→ **WHAT YOU NEED TO DO**: Look through the lines below and state how many hold the word "download". Write only the number.

→ **ENTRIES SHOWN**:

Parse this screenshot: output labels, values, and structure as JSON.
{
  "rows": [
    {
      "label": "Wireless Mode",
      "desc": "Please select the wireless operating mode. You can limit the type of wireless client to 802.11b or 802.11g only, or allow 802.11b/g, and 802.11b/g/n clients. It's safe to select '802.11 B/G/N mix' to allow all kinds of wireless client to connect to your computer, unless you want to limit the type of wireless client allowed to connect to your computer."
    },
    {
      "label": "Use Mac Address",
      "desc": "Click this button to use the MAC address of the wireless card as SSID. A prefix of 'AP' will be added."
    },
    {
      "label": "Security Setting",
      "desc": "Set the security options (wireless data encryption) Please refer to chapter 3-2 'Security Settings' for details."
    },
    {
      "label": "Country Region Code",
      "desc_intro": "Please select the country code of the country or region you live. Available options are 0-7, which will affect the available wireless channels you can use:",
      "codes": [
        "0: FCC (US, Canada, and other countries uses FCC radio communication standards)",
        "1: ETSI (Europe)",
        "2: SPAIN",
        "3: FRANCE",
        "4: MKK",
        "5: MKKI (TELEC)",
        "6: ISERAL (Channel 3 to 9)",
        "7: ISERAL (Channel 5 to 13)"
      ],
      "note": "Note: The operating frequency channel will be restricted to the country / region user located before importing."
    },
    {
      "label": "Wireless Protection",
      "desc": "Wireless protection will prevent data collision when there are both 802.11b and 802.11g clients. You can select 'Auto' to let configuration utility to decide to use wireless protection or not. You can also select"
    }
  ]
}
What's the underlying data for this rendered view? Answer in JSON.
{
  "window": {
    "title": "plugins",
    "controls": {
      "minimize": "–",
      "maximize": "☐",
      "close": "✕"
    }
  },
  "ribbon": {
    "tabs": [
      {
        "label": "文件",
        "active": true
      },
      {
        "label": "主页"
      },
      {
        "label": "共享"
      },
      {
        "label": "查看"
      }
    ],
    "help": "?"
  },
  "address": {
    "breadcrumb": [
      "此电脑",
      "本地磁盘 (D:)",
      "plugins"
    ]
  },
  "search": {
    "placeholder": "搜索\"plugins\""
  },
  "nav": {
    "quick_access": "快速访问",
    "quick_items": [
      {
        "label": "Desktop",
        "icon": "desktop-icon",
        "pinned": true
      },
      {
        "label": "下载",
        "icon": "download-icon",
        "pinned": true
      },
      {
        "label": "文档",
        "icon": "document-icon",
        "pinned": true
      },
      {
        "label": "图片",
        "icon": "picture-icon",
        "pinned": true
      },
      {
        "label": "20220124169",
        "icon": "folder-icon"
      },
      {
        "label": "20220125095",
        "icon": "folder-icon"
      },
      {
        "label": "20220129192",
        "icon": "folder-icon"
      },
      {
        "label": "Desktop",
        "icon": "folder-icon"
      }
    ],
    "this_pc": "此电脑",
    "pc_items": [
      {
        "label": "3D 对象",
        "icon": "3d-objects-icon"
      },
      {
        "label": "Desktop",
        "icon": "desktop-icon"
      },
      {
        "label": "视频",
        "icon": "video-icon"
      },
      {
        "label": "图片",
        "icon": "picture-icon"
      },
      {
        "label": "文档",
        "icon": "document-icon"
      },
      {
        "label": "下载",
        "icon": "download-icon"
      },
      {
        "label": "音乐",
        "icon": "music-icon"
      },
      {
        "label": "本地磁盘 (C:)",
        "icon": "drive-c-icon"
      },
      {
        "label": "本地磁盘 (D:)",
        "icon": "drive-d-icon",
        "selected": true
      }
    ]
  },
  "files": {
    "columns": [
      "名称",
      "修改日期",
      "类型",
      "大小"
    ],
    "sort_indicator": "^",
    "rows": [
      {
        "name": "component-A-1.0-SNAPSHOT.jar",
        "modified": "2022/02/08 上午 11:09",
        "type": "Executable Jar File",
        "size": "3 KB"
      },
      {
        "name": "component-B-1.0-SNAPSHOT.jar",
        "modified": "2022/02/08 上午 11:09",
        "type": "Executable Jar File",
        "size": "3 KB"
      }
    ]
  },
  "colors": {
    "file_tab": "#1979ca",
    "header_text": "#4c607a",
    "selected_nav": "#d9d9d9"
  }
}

==

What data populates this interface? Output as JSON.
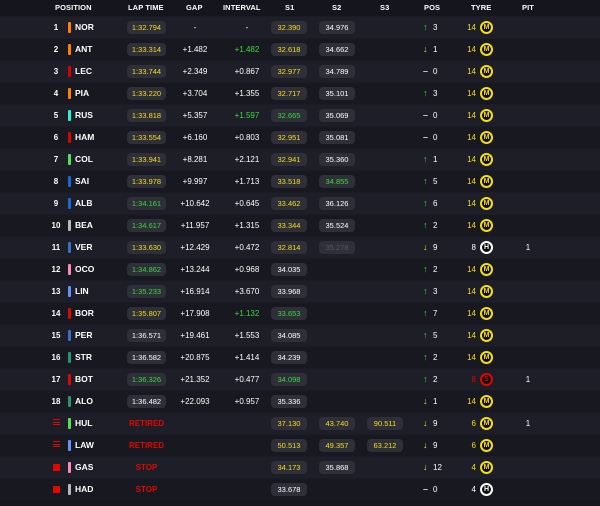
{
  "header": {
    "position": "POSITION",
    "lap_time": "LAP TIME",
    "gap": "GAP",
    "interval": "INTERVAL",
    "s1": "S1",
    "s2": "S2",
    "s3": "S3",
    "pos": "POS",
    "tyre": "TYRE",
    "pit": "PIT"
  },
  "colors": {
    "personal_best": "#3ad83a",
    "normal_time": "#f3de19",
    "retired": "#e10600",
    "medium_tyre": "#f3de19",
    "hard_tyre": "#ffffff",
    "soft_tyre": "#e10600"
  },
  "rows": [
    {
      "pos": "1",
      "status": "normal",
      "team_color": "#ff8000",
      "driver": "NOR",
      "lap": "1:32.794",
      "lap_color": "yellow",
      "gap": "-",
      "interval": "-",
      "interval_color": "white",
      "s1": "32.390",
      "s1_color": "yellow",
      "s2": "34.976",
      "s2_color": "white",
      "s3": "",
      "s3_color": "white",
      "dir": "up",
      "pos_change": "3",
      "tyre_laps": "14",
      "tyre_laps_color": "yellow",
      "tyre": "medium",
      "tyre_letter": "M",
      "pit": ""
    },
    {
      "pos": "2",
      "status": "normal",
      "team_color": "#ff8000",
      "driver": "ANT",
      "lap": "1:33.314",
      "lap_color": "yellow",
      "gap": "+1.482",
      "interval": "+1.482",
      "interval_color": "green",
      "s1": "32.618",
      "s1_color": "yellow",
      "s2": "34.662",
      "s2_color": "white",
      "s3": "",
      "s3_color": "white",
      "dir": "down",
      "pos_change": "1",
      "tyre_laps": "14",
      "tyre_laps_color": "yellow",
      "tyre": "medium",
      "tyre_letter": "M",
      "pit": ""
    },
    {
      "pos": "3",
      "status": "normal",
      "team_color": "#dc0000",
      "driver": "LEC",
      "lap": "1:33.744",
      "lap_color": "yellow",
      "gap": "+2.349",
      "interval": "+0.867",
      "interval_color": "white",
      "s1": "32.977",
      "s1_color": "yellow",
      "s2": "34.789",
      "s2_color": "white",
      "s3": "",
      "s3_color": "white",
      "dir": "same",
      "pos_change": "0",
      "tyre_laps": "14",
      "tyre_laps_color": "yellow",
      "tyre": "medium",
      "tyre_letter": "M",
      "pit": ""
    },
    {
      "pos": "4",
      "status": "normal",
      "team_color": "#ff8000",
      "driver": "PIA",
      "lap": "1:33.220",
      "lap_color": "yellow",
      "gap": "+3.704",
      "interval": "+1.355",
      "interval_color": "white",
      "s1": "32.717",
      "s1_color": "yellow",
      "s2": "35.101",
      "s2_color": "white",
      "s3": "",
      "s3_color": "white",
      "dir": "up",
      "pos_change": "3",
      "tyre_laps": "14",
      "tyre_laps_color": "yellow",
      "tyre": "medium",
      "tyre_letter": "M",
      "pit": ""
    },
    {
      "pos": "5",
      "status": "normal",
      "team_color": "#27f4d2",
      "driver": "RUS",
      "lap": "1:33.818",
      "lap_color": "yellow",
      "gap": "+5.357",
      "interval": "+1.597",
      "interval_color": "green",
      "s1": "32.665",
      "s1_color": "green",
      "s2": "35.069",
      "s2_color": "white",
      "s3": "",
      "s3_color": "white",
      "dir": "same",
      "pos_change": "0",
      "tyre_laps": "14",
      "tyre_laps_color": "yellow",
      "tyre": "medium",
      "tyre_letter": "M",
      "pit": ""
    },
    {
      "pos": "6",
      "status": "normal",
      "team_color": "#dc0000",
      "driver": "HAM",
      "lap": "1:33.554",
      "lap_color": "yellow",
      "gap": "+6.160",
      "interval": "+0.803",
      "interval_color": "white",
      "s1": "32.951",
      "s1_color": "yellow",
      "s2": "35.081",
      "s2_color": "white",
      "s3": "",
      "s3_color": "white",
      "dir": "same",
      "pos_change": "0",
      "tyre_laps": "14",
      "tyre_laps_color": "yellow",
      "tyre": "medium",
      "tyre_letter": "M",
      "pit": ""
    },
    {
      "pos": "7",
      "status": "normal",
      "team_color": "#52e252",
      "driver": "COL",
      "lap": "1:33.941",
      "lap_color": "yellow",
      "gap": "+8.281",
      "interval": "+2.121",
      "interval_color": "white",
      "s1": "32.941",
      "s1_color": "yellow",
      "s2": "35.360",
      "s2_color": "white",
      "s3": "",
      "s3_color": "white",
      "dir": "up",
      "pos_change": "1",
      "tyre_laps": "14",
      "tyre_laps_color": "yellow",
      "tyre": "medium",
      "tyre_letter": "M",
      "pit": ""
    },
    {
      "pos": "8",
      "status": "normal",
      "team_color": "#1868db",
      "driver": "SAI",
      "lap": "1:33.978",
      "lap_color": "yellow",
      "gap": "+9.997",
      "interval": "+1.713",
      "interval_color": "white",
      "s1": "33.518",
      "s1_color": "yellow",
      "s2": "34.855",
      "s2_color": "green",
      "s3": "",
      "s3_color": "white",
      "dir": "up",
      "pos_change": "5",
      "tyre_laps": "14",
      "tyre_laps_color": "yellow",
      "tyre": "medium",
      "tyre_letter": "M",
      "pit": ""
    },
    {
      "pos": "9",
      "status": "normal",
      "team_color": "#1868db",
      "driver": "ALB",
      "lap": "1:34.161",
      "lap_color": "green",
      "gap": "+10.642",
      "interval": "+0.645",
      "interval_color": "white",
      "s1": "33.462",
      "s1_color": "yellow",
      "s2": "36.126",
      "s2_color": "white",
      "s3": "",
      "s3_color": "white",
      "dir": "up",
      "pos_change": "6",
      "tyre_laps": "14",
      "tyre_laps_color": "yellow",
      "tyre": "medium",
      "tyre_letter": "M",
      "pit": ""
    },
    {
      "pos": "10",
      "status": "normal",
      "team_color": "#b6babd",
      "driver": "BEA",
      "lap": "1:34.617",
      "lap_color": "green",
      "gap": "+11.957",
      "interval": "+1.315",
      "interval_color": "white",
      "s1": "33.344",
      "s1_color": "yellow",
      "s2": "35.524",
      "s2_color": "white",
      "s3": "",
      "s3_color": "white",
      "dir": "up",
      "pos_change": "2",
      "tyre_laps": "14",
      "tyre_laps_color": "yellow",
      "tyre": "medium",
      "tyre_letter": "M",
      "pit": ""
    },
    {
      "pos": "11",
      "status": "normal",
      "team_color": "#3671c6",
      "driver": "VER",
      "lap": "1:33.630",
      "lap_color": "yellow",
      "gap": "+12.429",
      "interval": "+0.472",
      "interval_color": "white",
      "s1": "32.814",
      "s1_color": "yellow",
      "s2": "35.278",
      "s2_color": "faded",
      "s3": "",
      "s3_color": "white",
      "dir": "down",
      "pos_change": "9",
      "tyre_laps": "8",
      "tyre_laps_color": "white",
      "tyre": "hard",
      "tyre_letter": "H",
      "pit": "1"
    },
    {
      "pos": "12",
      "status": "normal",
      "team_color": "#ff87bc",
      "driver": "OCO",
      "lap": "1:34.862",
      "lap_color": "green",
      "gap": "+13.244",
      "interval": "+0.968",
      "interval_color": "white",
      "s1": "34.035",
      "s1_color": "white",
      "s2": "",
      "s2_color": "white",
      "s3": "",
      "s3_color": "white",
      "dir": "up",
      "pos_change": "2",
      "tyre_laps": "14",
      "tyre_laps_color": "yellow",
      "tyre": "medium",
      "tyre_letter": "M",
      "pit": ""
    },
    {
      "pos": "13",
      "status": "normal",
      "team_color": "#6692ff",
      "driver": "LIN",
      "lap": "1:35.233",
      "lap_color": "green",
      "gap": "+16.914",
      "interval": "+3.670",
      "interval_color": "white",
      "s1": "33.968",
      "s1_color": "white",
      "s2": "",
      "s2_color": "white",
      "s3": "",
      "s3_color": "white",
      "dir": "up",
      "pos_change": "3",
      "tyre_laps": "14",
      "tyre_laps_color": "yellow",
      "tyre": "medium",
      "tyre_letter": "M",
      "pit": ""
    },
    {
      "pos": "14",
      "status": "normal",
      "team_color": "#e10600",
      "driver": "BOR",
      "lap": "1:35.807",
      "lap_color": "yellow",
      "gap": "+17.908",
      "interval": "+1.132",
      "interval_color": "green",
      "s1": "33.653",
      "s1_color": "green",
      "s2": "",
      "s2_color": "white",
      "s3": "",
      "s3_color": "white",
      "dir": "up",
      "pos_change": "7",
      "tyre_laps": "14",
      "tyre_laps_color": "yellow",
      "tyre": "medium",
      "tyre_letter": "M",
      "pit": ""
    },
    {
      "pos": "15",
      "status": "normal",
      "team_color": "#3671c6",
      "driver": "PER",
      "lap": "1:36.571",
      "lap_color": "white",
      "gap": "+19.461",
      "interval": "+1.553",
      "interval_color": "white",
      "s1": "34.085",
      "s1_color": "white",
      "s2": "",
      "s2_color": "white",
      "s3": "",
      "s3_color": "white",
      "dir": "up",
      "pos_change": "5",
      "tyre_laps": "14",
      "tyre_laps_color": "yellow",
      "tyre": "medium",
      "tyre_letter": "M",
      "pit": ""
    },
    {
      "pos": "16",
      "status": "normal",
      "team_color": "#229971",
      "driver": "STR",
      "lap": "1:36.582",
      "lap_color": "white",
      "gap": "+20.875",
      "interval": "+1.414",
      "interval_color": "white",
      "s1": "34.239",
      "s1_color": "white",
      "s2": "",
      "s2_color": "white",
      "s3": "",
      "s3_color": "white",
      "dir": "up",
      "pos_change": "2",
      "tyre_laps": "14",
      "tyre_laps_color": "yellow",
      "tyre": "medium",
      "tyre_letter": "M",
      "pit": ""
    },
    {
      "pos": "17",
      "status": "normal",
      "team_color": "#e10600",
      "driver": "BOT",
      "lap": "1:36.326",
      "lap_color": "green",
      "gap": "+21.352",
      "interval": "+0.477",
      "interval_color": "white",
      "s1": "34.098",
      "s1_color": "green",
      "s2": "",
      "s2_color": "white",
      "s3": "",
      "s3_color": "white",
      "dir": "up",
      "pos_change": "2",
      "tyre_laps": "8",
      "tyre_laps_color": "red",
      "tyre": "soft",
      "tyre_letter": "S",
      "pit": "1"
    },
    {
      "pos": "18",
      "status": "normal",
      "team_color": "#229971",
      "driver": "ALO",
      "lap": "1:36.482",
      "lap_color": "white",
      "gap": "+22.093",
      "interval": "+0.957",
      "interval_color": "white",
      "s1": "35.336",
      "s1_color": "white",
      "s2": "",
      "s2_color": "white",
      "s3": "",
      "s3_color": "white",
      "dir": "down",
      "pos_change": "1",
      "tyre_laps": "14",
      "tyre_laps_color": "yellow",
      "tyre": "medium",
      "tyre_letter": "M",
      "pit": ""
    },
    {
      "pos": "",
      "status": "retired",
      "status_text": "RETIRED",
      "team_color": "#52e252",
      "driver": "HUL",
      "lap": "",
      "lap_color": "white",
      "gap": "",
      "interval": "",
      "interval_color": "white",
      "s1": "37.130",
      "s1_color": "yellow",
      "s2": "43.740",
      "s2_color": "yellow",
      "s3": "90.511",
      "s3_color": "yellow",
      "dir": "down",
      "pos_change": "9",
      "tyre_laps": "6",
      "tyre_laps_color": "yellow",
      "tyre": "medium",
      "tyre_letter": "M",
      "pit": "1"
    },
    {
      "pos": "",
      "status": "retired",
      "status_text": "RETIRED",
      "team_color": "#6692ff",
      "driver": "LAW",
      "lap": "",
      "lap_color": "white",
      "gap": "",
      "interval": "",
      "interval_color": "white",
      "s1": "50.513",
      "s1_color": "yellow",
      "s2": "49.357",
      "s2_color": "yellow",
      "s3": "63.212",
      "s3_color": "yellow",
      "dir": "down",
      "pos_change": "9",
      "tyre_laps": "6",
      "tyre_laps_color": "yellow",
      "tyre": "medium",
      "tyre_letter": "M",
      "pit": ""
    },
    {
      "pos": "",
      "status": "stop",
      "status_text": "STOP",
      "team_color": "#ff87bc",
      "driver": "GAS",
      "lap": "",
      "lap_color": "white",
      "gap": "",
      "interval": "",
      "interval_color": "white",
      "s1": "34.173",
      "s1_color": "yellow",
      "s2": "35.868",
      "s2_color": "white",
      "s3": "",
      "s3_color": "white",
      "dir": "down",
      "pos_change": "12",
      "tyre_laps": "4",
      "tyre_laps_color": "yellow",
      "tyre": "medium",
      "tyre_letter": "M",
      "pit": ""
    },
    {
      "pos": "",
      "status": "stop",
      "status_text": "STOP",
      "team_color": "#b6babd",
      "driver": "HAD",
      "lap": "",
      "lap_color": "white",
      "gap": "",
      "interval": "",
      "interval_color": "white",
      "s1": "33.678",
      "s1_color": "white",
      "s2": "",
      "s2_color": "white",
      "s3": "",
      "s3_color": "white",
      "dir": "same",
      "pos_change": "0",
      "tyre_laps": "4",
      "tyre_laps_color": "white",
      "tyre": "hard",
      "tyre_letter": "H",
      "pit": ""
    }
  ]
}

→ **RESPONSE FOR THIS EXERCISE**: 2